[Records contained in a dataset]
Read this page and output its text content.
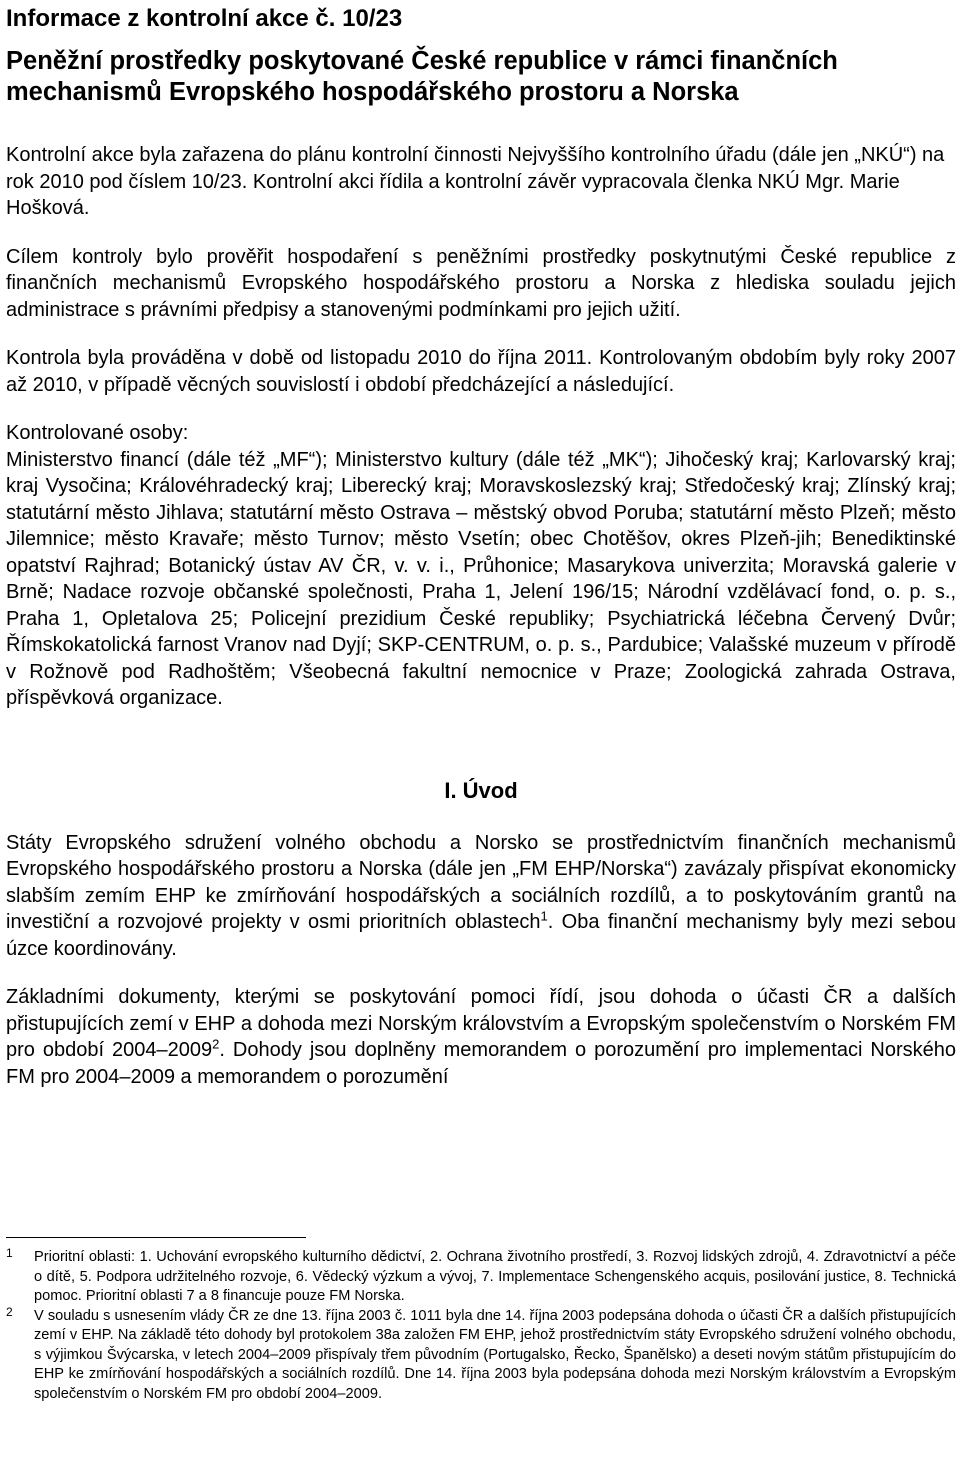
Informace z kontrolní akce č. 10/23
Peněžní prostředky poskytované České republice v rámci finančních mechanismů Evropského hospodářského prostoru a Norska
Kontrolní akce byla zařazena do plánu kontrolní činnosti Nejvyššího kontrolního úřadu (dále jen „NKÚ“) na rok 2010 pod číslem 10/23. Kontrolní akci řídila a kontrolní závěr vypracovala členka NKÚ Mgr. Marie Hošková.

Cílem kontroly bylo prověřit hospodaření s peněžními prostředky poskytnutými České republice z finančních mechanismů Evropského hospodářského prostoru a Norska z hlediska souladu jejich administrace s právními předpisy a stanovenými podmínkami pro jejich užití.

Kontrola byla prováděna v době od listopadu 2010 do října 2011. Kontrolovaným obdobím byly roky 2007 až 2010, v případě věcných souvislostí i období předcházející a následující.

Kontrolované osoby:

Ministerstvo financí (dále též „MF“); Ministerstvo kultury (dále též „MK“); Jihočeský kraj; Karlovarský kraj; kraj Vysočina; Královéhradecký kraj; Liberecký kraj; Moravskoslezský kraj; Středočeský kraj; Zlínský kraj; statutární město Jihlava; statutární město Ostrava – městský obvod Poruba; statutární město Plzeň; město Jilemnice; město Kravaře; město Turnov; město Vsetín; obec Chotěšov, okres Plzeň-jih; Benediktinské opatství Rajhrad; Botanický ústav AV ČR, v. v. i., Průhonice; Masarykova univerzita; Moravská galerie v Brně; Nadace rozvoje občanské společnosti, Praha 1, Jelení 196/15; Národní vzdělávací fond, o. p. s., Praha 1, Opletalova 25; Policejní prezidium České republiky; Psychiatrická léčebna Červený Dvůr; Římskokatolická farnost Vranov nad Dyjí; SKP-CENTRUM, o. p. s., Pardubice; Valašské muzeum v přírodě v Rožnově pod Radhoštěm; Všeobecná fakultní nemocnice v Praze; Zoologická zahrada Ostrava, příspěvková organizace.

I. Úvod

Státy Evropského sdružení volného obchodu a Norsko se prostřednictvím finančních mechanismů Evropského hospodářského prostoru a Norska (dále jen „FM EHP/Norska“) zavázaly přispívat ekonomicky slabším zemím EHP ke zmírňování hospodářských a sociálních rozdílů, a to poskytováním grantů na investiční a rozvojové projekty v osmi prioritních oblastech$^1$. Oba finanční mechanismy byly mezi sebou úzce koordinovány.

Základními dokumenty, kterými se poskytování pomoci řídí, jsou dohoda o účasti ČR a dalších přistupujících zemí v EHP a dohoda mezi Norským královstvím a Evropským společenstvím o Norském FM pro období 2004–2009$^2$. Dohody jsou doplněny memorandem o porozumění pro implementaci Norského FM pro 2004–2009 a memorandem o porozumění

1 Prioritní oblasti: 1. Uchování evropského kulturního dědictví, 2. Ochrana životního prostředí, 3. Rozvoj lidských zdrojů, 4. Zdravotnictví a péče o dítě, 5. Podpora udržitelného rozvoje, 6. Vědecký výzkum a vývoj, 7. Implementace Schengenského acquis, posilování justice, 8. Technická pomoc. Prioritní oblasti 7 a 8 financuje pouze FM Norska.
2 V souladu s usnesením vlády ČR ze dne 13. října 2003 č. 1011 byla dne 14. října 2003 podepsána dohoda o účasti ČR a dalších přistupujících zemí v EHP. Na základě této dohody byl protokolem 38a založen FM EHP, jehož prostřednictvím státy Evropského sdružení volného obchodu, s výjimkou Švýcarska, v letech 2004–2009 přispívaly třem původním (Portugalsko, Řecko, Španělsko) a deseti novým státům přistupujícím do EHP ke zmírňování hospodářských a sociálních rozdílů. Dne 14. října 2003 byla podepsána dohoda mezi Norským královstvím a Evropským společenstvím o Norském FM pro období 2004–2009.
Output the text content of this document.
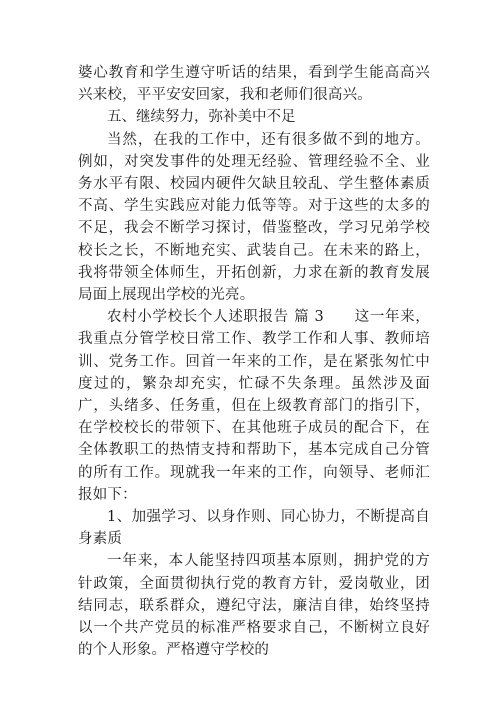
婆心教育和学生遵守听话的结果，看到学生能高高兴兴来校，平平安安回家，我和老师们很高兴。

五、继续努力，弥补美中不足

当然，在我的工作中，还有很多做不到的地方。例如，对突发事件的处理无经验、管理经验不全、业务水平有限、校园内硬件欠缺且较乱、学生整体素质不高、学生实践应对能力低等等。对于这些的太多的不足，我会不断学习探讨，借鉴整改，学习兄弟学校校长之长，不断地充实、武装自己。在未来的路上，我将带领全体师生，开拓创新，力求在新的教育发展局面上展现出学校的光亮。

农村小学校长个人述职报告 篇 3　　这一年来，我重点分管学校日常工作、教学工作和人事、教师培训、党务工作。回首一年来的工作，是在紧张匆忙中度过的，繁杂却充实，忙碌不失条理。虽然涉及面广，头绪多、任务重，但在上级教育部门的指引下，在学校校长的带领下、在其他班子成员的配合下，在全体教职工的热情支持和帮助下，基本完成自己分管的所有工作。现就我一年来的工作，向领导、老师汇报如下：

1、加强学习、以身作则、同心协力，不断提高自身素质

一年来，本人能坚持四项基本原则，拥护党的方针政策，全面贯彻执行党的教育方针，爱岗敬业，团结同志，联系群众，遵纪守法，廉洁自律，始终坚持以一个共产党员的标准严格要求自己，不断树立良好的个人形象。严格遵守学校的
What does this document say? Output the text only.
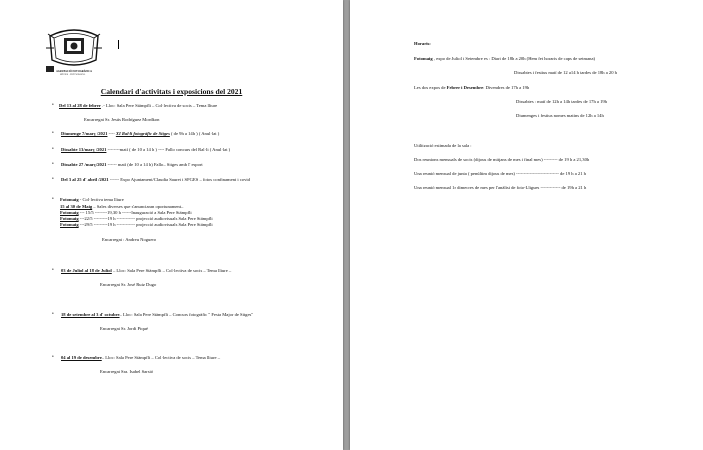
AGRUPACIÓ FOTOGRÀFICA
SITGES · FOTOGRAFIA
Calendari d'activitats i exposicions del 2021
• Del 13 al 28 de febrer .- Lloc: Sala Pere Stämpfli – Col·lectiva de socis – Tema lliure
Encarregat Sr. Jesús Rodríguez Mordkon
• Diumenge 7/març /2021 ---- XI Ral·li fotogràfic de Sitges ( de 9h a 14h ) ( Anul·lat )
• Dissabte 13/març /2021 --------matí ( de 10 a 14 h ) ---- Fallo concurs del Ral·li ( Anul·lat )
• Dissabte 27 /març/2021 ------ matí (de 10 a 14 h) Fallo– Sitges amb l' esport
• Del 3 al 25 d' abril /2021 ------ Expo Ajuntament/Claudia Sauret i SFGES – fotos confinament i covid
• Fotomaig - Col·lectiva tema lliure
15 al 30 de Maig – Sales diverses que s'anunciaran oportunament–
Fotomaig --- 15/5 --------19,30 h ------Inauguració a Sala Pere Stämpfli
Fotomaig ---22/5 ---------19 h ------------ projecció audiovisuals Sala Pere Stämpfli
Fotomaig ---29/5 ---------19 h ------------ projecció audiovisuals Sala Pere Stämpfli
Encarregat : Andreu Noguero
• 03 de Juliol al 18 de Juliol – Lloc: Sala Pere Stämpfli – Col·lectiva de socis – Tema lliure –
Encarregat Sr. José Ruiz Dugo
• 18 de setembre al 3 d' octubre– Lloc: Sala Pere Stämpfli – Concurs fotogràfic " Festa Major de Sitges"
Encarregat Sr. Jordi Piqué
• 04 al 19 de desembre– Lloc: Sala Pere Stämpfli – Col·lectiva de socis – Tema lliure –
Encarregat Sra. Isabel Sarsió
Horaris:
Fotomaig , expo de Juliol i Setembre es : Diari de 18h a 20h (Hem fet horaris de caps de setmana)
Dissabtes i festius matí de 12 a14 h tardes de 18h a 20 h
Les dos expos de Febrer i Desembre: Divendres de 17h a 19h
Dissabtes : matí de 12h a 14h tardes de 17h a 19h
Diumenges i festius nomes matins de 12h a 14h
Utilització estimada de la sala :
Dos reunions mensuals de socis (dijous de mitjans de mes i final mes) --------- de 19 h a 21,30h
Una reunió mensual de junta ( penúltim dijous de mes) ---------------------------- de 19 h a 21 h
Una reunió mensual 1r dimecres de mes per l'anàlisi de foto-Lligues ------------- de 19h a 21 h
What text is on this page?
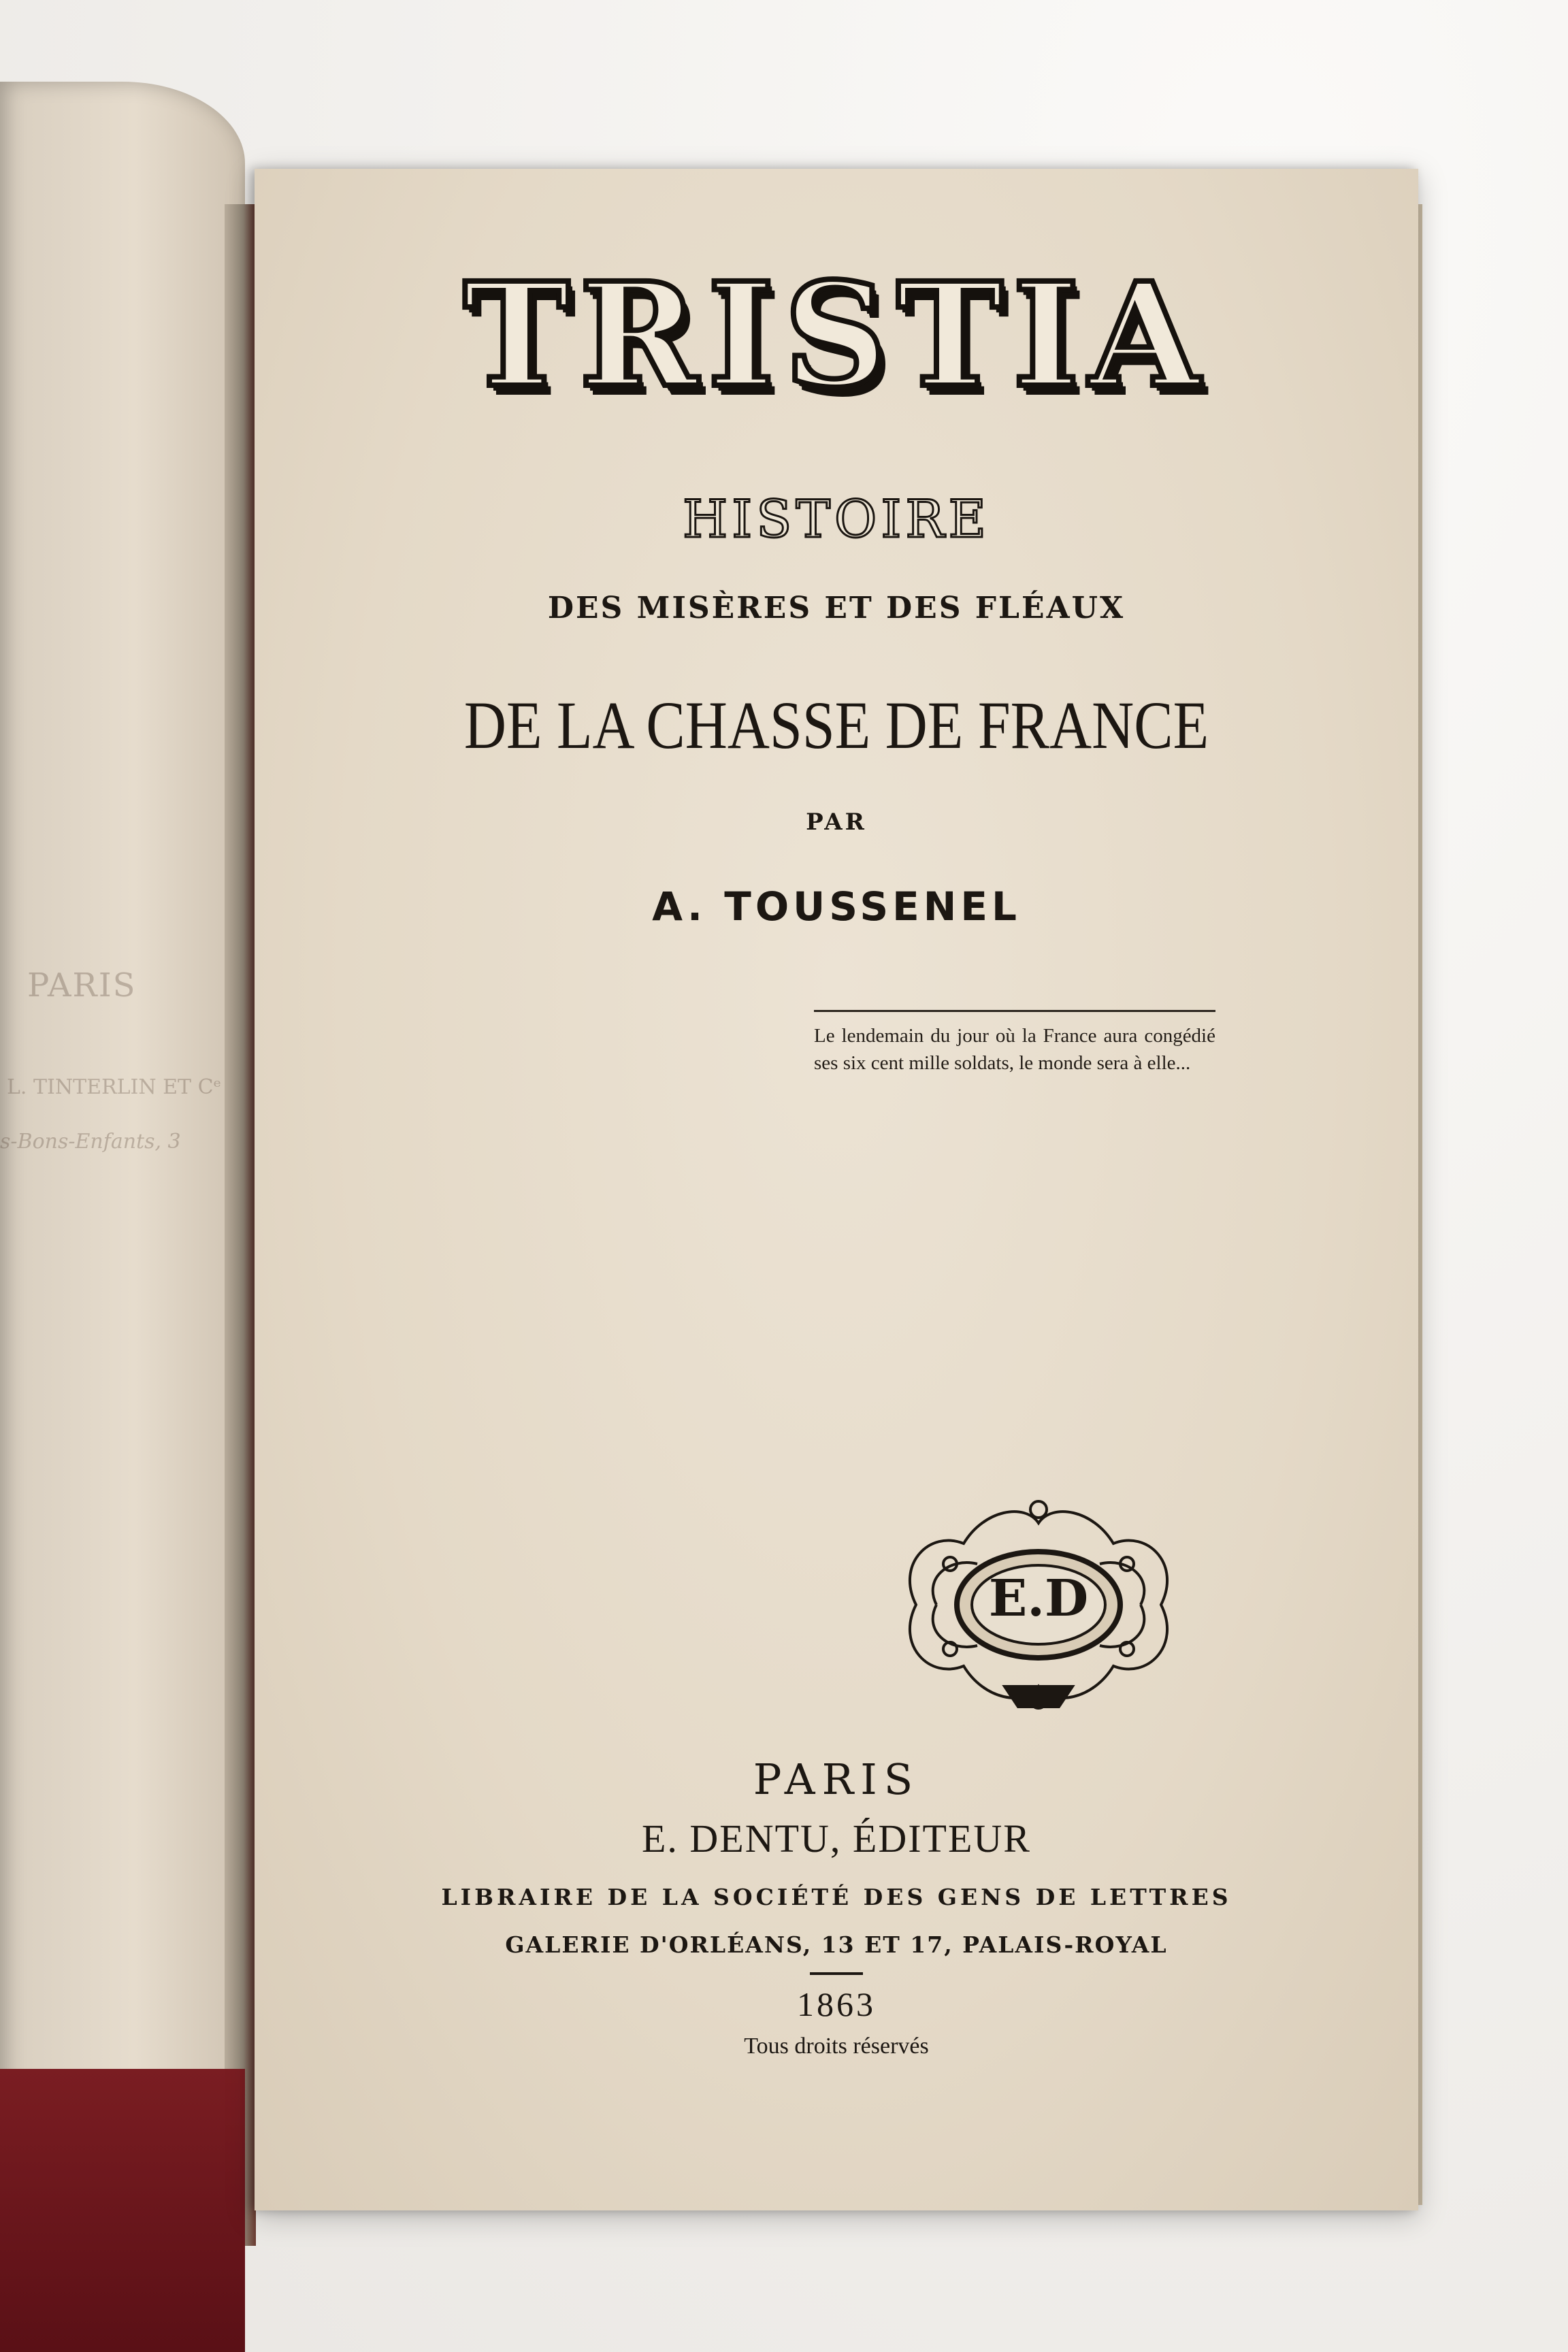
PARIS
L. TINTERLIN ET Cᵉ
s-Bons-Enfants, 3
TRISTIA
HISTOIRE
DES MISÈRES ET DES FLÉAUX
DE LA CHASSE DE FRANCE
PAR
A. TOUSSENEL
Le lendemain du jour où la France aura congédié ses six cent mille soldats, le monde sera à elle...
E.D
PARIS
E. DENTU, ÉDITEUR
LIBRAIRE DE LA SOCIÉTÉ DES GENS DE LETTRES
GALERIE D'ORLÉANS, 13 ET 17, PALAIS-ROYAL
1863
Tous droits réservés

_What is needed_. Where a line of the material above holds the string "Lloc", copy that line.

_Solution for this task_.
• Del 13 al 28 de febrer .- Lloc: Sala Pere Stämpfli – Col·lectiva de socis – Tema lliure
• 03 de Juliol al 18 de Juliol – Lloc: Sala Pere Stämpfli – Col·lectiva de socis – Tema lliure –
• 18 de setembre al 3 d' octubre– Lloc: Sala Pere Stämpfli – Concurs fotogràfic " Festa Major de Sitges"
• 04 al 19 de desembre– Lloc: Sala Pere Stämpfli – Col·lectiva de socis – Tema lliure –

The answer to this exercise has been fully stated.